WORK INSTRUCTIONS » Extract every line that includes the string "ylabel".
[START]
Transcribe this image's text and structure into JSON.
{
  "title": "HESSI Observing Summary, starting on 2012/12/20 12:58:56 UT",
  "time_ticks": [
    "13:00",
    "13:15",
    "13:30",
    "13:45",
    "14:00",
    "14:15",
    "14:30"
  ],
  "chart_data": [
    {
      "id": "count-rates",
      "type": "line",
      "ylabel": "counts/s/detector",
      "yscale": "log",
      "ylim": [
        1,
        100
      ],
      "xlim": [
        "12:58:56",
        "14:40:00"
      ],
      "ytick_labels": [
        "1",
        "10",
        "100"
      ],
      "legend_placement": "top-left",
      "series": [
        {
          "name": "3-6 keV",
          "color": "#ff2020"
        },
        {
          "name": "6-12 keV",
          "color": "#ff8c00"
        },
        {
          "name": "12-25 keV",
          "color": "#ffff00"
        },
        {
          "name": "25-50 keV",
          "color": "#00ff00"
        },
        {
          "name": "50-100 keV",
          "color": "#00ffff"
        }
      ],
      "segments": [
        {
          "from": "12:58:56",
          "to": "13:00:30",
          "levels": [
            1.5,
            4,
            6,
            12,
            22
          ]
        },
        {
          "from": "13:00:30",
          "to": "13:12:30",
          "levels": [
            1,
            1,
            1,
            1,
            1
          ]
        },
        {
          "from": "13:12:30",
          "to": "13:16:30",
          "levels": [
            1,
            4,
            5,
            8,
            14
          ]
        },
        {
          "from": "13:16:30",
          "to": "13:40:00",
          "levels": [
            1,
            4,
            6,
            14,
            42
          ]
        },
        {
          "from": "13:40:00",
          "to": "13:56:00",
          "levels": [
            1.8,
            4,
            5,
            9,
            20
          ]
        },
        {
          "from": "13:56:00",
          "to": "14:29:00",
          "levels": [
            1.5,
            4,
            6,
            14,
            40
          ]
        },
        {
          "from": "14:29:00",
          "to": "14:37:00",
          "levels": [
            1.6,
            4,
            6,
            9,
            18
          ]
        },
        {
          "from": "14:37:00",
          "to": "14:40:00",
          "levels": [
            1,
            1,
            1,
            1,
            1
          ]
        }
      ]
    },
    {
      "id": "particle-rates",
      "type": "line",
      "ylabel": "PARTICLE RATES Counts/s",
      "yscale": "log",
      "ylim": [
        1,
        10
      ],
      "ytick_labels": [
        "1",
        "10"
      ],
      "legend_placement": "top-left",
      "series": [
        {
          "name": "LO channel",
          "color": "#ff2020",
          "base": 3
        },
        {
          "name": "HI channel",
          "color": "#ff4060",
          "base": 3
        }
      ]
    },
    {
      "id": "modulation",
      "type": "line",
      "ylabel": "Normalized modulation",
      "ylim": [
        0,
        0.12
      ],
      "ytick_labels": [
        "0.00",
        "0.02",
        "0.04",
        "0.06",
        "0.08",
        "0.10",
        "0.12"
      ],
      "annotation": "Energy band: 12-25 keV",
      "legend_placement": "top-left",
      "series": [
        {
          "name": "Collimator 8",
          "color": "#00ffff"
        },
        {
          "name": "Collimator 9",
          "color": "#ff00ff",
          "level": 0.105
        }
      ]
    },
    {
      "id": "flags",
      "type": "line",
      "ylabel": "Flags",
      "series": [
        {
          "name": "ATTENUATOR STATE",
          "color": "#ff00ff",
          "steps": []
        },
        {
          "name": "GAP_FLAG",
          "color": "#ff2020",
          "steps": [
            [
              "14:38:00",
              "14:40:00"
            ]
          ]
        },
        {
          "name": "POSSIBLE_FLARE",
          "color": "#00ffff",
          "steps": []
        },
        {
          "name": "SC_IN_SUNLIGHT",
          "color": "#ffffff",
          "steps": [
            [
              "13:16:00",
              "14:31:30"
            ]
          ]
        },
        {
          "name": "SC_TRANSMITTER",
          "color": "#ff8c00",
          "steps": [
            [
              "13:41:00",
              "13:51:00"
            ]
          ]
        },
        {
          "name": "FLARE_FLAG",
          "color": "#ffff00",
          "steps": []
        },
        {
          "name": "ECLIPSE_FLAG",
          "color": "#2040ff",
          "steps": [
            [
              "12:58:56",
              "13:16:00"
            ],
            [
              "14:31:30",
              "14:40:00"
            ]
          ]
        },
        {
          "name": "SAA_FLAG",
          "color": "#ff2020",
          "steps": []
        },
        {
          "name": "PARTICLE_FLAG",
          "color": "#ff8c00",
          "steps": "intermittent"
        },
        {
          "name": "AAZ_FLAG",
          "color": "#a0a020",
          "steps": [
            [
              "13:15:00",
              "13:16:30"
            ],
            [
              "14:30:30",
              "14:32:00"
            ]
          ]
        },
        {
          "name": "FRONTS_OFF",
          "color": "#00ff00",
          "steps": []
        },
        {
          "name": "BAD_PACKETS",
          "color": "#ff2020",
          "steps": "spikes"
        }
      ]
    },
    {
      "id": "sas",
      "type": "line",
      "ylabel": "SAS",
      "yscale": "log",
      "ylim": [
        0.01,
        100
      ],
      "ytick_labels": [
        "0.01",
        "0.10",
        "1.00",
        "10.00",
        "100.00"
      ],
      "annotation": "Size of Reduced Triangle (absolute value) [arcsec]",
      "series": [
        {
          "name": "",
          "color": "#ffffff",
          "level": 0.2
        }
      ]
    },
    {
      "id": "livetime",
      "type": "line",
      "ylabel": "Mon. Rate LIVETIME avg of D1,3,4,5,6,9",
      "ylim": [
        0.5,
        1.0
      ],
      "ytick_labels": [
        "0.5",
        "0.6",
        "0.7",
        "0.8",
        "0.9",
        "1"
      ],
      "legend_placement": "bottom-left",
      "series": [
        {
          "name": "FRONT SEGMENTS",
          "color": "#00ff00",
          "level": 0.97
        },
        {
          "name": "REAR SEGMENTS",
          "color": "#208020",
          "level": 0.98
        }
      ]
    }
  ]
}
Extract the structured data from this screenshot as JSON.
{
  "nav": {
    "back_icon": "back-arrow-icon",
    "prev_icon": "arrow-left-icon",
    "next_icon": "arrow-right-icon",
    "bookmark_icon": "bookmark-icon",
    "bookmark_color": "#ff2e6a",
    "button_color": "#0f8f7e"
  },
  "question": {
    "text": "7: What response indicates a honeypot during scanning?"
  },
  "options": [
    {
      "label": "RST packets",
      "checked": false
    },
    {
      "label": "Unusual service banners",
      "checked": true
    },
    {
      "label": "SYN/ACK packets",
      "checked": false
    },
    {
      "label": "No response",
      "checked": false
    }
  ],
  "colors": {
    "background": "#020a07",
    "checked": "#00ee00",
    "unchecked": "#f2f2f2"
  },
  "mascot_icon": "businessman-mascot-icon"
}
[END]
RIGHT ANSWER »
      "ylabel": "counts/s/detector",
      "ylabel": "PARTICLE RATES Counts/s",
      "ylabel": "Normalized modulation",
      "ylabel": "Flags",
      "ylabel": "SAS",
      "ylabel": "Mon. Rate LIVETIME avg of D1,3,4,5,6,9",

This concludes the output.